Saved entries
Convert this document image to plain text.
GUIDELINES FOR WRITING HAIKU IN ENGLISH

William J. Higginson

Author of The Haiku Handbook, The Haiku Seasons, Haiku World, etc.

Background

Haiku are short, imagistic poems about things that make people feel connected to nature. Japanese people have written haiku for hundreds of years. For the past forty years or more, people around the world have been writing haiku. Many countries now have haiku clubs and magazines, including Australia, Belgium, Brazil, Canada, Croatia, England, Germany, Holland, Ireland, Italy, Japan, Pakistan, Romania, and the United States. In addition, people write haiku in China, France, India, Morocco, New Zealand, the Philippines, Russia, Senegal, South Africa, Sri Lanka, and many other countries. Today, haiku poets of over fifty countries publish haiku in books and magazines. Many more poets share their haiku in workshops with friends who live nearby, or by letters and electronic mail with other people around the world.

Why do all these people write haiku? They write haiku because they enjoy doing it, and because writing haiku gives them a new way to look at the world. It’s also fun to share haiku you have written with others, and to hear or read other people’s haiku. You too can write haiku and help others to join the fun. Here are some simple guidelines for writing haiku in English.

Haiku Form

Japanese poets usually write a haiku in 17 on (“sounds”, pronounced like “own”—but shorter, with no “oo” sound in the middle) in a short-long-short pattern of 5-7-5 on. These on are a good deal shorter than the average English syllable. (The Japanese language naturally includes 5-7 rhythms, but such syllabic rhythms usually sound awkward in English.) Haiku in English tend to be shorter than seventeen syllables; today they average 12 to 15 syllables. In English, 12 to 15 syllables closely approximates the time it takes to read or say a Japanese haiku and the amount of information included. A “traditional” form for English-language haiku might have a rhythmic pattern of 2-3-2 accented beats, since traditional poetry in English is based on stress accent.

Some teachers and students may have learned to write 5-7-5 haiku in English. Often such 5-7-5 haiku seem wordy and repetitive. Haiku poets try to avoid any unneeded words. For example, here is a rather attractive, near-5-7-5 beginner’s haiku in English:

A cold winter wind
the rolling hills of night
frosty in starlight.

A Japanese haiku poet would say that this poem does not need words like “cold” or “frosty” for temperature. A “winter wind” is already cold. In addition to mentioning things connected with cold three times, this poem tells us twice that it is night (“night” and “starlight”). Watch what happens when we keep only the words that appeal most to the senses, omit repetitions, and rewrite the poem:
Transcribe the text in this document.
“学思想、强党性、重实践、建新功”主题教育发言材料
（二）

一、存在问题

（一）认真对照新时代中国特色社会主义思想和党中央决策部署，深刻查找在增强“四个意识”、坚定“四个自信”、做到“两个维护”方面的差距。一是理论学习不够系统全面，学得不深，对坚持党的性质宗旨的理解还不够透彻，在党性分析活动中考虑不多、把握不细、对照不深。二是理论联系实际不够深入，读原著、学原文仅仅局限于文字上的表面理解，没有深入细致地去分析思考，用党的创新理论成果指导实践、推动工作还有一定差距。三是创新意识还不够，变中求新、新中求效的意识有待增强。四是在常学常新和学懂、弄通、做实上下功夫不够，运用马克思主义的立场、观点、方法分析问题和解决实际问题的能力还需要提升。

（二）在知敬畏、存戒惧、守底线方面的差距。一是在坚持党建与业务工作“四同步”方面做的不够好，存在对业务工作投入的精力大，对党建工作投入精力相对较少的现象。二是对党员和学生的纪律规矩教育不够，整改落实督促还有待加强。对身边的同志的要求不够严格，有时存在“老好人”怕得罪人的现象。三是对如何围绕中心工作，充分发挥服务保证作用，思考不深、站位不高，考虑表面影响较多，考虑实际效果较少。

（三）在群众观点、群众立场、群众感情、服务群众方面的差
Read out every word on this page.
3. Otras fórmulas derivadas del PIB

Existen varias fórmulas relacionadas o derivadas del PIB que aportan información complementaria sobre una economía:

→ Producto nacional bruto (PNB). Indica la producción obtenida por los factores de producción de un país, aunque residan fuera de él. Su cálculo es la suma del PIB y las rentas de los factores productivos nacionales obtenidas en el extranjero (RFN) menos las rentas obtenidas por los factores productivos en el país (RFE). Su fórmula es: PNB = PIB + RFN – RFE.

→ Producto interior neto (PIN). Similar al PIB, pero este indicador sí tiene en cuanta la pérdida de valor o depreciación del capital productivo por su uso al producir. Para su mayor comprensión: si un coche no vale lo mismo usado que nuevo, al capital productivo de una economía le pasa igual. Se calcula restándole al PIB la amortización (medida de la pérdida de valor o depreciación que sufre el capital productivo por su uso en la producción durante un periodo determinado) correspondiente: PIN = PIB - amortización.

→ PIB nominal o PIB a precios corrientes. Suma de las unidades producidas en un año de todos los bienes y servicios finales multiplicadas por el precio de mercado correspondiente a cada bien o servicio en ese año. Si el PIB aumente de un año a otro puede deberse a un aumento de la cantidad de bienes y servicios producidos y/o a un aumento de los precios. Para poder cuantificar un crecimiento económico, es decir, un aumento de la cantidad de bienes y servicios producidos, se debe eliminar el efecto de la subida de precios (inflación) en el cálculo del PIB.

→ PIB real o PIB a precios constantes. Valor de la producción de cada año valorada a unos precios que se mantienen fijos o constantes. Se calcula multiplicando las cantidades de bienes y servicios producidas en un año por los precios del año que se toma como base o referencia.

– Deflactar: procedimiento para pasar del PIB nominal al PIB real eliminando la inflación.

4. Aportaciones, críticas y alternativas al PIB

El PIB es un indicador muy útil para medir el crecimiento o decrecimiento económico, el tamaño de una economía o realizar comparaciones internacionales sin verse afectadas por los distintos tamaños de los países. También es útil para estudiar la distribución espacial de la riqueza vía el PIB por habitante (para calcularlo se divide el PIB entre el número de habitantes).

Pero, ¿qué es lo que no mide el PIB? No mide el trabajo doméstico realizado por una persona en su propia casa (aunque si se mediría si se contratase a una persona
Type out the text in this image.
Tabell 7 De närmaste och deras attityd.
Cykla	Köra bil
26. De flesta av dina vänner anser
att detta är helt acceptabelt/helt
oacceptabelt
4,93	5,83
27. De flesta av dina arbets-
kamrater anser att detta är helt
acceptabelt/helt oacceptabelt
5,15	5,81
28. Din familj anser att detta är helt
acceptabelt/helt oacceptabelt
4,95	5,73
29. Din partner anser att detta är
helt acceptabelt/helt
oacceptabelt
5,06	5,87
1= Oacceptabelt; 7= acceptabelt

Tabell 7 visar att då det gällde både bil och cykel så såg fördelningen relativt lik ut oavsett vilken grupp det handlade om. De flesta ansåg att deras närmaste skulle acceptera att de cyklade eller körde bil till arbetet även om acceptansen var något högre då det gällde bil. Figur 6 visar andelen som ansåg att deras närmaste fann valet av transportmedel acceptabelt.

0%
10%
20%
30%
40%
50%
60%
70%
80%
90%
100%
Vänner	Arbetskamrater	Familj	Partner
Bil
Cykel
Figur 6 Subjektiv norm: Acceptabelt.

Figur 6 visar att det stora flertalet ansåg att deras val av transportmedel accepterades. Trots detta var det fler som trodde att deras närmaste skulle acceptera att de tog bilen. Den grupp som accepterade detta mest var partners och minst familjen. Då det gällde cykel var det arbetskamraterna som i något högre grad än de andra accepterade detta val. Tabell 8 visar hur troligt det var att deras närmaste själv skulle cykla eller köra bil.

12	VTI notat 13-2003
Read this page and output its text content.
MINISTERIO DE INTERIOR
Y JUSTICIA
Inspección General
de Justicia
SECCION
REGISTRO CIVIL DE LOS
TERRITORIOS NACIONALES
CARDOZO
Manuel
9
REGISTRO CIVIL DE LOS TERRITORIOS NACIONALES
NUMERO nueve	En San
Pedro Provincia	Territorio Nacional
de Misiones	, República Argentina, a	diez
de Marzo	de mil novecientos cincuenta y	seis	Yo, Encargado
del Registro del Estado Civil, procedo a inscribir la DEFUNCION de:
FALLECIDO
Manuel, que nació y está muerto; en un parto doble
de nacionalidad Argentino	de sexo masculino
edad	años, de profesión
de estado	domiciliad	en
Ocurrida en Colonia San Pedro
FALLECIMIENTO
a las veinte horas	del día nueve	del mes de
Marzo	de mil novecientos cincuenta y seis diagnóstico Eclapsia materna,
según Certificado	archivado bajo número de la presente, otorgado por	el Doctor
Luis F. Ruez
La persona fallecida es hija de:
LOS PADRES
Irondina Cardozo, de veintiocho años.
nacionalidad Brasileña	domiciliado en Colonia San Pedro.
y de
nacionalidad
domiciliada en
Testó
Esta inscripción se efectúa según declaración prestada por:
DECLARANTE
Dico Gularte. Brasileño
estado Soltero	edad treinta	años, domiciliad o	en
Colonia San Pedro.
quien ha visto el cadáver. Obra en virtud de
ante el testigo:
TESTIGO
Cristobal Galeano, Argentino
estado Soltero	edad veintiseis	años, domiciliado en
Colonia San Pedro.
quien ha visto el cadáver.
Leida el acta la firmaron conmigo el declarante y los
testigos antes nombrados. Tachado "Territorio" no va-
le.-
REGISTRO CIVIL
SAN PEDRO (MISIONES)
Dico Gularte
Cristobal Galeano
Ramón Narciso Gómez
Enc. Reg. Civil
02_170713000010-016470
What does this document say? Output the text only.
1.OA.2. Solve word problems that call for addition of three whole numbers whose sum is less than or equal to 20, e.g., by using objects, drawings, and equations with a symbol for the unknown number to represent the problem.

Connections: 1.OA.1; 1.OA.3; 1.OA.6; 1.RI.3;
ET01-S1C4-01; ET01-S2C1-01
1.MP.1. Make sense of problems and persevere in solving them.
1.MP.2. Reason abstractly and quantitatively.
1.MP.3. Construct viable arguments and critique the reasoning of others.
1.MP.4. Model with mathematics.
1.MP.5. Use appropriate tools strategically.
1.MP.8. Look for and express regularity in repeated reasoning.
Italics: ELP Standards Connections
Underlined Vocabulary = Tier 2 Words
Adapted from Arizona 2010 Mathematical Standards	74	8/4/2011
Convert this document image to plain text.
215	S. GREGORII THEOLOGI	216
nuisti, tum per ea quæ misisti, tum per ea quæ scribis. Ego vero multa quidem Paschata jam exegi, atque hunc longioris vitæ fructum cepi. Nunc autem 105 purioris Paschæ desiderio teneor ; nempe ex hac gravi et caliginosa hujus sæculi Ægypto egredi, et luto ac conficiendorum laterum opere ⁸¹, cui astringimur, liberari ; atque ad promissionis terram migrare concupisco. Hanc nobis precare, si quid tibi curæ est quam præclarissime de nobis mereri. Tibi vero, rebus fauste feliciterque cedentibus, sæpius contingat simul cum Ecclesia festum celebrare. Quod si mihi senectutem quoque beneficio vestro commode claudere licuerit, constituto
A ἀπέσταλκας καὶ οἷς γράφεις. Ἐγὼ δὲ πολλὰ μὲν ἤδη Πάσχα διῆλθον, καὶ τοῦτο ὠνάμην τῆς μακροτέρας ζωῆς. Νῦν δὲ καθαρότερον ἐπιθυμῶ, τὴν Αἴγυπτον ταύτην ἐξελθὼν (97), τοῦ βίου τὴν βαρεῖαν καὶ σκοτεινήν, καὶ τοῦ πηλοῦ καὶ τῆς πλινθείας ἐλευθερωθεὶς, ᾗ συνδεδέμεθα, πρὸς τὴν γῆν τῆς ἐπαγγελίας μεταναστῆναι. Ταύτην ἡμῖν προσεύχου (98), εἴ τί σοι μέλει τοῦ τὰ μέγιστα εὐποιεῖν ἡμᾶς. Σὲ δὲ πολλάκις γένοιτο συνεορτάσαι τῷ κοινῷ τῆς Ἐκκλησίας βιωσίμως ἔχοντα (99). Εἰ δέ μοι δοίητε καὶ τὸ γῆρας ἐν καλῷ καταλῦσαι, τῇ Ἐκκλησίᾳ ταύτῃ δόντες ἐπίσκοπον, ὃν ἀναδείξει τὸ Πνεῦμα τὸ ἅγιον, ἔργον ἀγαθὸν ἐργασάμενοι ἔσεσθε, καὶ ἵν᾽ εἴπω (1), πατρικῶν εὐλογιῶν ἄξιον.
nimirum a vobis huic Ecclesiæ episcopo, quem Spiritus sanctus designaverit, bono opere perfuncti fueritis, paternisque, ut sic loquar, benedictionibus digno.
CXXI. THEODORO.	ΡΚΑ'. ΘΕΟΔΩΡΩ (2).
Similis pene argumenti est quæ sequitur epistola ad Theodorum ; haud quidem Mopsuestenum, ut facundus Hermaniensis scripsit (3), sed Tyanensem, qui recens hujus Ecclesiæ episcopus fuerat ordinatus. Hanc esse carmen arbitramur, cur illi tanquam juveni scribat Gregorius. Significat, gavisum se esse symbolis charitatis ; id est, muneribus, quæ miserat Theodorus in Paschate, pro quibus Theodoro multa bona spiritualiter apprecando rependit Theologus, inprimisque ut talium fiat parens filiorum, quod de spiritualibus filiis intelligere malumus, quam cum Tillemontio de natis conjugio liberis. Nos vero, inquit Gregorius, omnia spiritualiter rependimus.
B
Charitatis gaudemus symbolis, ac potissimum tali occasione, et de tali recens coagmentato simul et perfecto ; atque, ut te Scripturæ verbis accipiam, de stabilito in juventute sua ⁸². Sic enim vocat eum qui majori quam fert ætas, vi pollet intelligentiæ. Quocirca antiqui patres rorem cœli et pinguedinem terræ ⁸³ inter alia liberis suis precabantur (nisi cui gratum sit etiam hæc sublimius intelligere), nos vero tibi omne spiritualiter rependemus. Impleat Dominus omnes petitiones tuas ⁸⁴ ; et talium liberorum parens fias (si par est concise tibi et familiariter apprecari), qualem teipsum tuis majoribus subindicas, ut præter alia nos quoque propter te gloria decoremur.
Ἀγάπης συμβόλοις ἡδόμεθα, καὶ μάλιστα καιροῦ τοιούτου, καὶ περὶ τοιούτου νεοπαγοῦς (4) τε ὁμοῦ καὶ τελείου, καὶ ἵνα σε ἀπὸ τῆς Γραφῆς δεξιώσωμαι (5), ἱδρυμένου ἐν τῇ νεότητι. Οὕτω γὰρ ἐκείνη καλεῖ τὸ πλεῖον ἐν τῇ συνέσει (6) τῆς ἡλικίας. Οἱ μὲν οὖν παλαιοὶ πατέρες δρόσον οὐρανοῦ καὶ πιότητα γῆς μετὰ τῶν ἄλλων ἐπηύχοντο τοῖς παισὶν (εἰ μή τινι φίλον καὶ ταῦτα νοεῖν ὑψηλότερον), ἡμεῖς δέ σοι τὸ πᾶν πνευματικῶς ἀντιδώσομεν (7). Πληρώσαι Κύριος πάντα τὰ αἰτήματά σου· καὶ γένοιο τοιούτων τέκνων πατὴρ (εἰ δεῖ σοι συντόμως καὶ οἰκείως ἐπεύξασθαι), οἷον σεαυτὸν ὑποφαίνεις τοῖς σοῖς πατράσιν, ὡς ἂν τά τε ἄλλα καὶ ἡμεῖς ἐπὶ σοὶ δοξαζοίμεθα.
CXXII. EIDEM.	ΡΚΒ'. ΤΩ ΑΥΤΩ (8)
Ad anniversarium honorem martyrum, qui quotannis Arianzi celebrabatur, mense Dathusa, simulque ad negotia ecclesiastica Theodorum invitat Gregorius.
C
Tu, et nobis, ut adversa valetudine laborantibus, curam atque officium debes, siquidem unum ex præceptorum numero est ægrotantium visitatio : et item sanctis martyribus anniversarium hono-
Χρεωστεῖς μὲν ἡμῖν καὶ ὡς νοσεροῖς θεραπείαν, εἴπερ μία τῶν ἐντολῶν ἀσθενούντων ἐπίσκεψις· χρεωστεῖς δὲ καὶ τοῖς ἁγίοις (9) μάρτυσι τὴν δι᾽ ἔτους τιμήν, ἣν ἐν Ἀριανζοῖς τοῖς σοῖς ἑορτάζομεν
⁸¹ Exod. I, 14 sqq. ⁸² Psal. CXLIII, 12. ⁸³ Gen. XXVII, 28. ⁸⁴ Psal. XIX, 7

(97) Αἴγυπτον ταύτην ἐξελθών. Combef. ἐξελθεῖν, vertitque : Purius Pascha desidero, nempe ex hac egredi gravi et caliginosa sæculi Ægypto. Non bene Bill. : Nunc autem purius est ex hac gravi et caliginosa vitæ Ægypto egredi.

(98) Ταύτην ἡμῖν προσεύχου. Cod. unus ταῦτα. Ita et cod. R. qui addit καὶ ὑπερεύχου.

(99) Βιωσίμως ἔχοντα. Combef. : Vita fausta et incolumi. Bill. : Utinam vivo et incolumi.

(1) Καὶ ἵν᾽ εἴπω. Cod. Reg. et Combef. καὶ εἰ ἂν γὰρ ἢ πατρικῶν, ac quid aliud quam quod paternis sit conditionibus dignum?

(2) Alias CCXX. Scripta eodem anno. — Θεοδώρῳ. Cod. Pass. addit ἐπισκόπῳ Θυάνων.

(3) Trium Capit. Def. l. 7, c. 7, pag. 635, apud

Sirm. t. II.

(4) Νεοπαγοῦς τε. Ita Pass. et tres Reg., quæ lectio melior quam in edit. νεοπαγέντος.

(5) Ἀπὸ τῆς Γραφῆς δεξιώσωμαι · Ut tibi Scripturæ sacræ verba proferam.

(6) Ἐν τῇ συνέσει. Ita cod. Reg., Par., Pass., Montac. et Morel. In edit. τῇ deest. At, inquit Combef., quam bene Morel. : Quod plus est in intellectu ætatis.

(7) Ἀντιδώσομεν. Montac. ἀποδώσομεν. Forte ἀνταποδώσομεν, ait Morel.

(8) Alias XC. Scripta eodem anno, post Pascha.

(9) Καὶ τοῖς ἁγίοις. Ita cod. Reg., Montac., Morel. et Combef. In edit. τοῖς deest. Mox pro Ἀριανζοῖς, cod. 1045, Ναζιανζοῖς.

▶ [Exercise]
Each line holding the word "edit" counts once; report the total and nothing else.

▶ [The result]
3